● Instructions to follow: Write out the material exactly, without any of its pictures.

● Data for this exercise:
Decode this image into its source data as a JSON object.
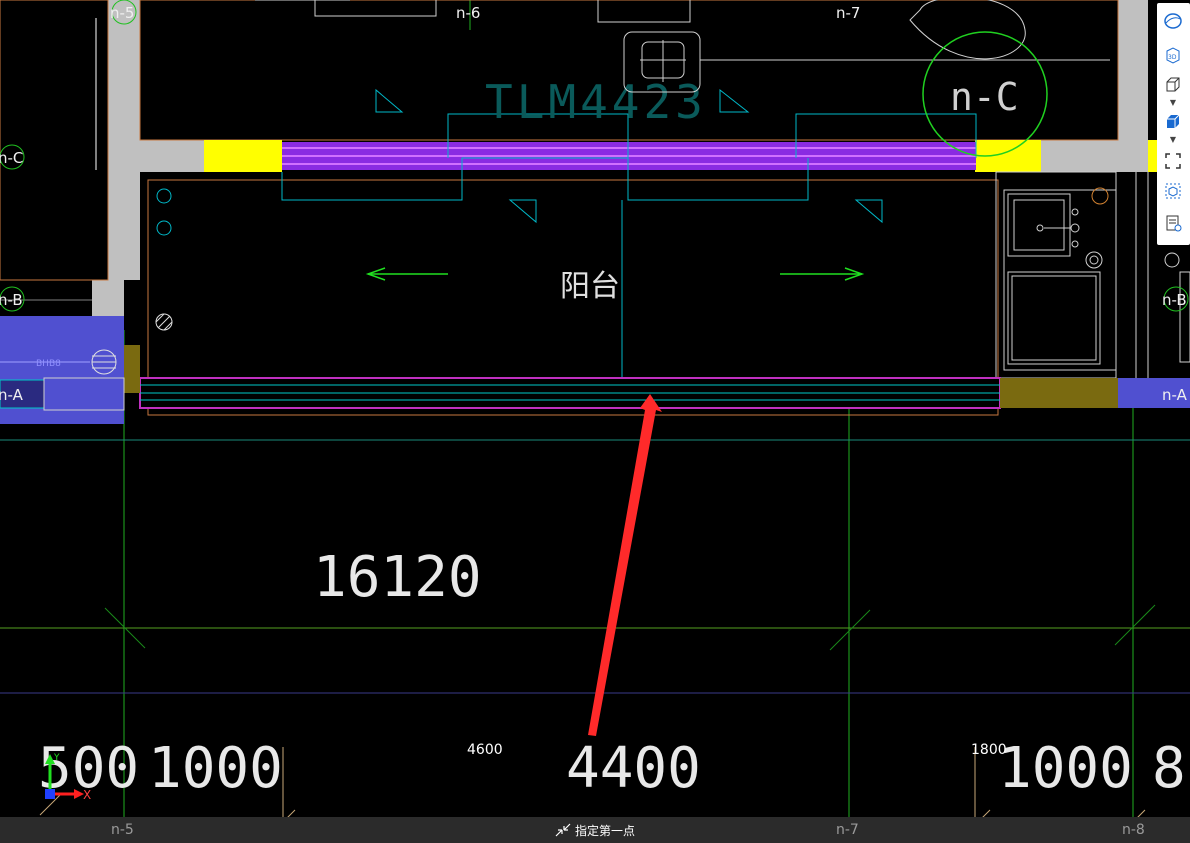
{
  "drawing": {
    "axis_labels_top": [
      "n-5",
      "n-6",
      "n-7"
    ],
    "axis_labels_left": [
      "n-C",
      "n-B",
      "n-A"
    ],
    "axis_labels_right": [
      "n-B",
      "n-A"
    ],
    "window_tag": "TLM4423",
    "grid_bubble": "n-C",
    "room_label": "阳台",
    "total_dimension": "16120",
    "dimensions_bottom": [
      "500",
      "1000",
      "4400",
      "1000",
      "8"
    ],
    "small_dimensions": [
      "4600",
      "1800"
    ],
    "small_tag": "BHB8"
  },
  "ucs": {
    "x_label": "X",
    "y_label": "Y"
  },
  "statusbar": {
    "prompt": "指定第一点",
    "axis_labels": [
      "n-5",
      "n-7",
      "n-8"
    ]
  },
  "toolbar": {
    "items": [
      "sphere-view-icon",
      "3d-view-icon",
      "cube-view-icon",
      "solid-cube-icon",
      "fullscreen-icon",
      "component-view-icon",
      "document-view-icon"
    ]
  },
  "colors": {
    "background": "#000000",
    "wall_gray": "#c0c0c0",
    "window_purple": "#8a2be2",
    "highlight_yellow": "#ffff00",
    "cyan_line": "#00c8c8",
    "green_axis": "#00c000",
    "annotation_red": "#ff2a2a"
  }
}
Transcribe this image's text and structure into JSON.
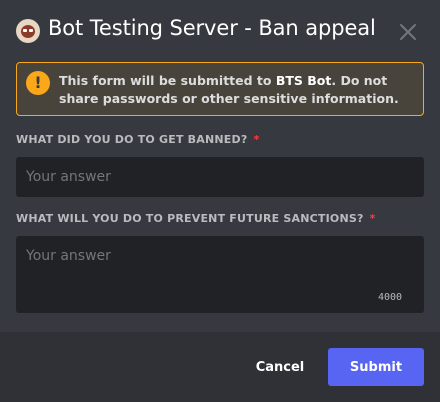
{
  "header": {
    "server_icon": "server-avatar",
    "title": "Bot Testing Server - Ban appeal",
    "close_icon": "close-icon"
  },
  "warning": {
    "icon": "warning-icon",
    "icon_glyph": "!",
    "text_before": "This form will be submitted to ",
    "bot_name": "BTS Bot",
    "text_after": ". Do not share passwords or other sensitive information."
  },
  "questions": [
    {
      "label": "WHAT DID YOU DO TO GET BANNED?",
      "required_mark": "*",
      "placeholder": "Your answer"
    },
    {
      "label": "WHAT WILL YOU DO TO PREVENT FUTURE SANCTIONS?",
      "required_mark": "*",
      "placeholder": "Your answer",
      "char_limit": "4000"
    }
  ],
  "footer": {
    "cancel_label": "Cancel",
    "submit_label": "Submit"
  },
  "colors": {
    "background": "#36393f",
    "footer": "#2f3136",
    "input": "#202225",
    "warning": "#faa81a",
    "required": "#ed4245",
    "brand": "#5865f2"
  }
}
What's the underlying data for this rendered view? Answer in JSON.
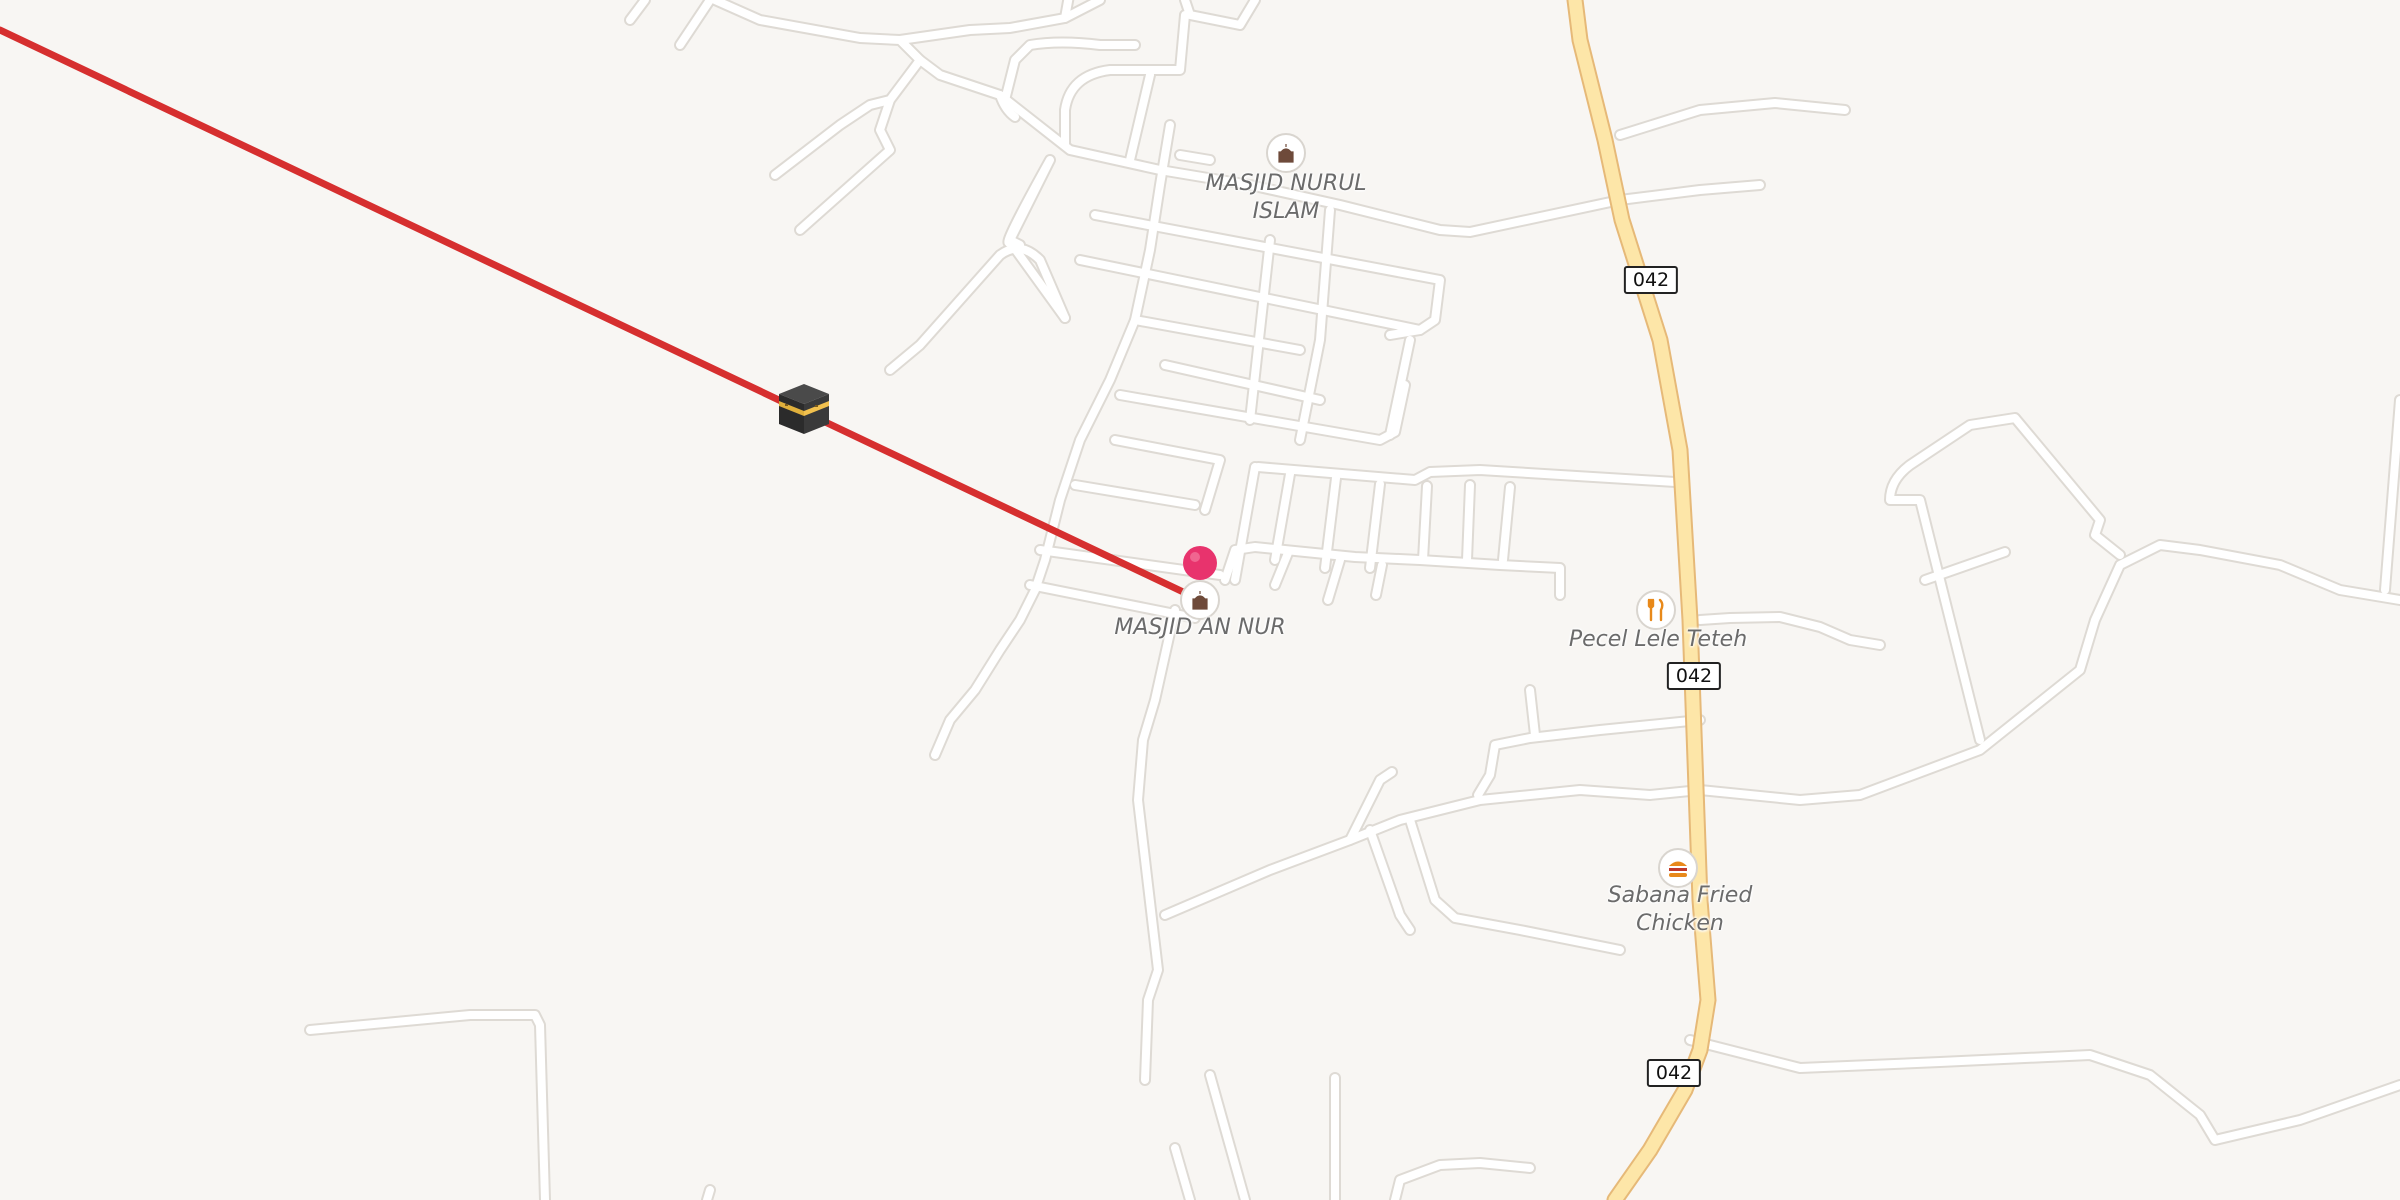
{
  "map": {
    "pois": [
      {
        "id": "masjid-an-nur",
        "label": "MASJID AN NUR",
        "icon": "mosque-icon"
      },
      {
        "id": "masjid-nurul-islam",
        "label": "MASJID NURUL\nISLAM",
        "icon": "mosque-icon"
      },
      {
        "id": "pecel-lele-teteh",
        "label": "Pecel Lele Teteh",
        "icon": "fork-knife-icon"
      },
      {
        "id": "sabana-fried-chicken",
        "label": "Sabana Fried\nChicken",
        "icon": "burger-icon"
      }
    ],
    "road_shields": [
      "042",
      "042",
      "042"
    ],
    "qibla_line_color": "#d62f2f",
    "pin_color": "#e8336d",
    "highway_color": "#fde6a8"
  }
}
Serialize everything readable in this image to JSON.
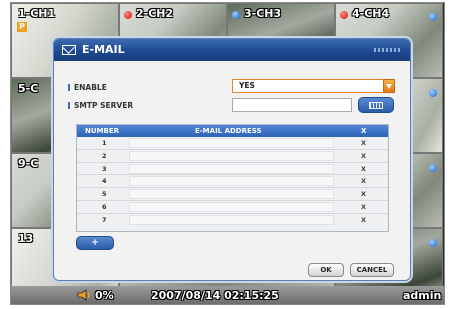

● Result for this task:
Decode this image into its source data as a JSON object.
{
  "drawing": {
    "axis_labels_top": [
      "n-5",
      "n-6",
      "n-7"
    ],
    "axis_labels_left": [
      "n-C",
      "n-B",
      "n-A"
    ],
    "axis_labels_right": [
      "n-B",
      "n-A"
    ],
    "window_tag": "TLM4423",
    "grid_bubble": "n-C",
    "room_label": "阳台",
    "total_dimension": "16120",
    "dimensions_bottom": [
      "500",
      "1000",
      "4400",
      "1000",
      "8"
    ],
    "small_dimensions": [
      "4600",
      "1800"
    ],
    "small_tag": "BHB8"
  },
  "ucs": {
    "x_label": "X",
    "y_label": "Y"
  },
  "statusbar": {
    "prompt": "指定第一点",
    "axis_labels": [
      "n-5",
      "n-7",
      "n-8"
    ]
  },
  "toolbar": {
    "items": [
      "sphere-view-icon",
      "3d-view-icon",
      "cube-view-icon",
      "solid-cube-icon",
      "fullscreen-icon",
      "component-view-icon",
      "document-view-icon"
    ]
  },
  "colors": {
    "background": "#000000",
    "wall_gray": "#c0c0c0",
    "window_purple": "#8a2be2",
    "highlight_yellow": "#ffff00",
    "cyan_line": "#00c8c8",
    "green_axis": "#00c000",
    "annotation_red": "#ff2a2a"
  }
}
Transcribe this image's text and structure into JSON.
{
  "header": {
    "server_icon": "server-avatar",
    "title": "Bot Testing Server - Ban appeal",
    "close_icon": "close-icon"
  },
  "warning": {
    "icon": "warning-icon",
    "icon_glyph": "!",
    "text_before": "This form will be submitted to ",
    "bot_name": "BTS Bot",
    "text_after": ". Do not share passwords or other sensitive information."
  },
  "questions": [
    {
      "label": "WHAT DID YOU DO TO GET BANNED?",
      "required_mark": "*",
      "placeholder": "Your answer"
    },
    {
      "label": "WHAT WILL YOU DO TO PREVENT FUTURE SANCTIONS?",
      "required_mark": "*",
      "placeholder": "Your answer",
      "char_limit": "4000"
    }
  ],
  "footer": {
    "cancel_label": "Cancel",
    "submit_label": "Submit"
  },
  "colors": {
    "background": "#36393f",
    "footer": "#2f3136",
    "input": "#202225",
    "warning": "#faa81a",
    "required": "#ed4245",
    "brand": "#5865f2"
  }
}
What's the underlying data for this rendered view? Answer in JSON.
{
  "map": {
    "pois": [
      {
        "id": "masjid-an-nur",
        "label": "MASJID AN NUR",
        "icon": "mosque-icon"
      },
      {
        "id": "masjid-nurul-islam",
        "label": "MASJID NURUL\nISLAM",
        "icon": "mosque-icon"
      },
      {
        "id": "pecel-lele-teteh",
        "label": "Pecel Lele Teteh",
        "icon": "fork-knife-icon"
      },
      {
        "id": "sabana-fried-chicken",
        "label": "Sabana Fried\nChicken",
        "icon": "burger-icon"
      }
    ],
    "road_shields": [
      "042",
      "042",
      "042"
    ],
    "qibla_line_color": "#d62f2f",
    "pin_color": "#e8336d",
    "highway_color": "#fde6a8"
  }
}
Serialize everything readable in this image to JSON.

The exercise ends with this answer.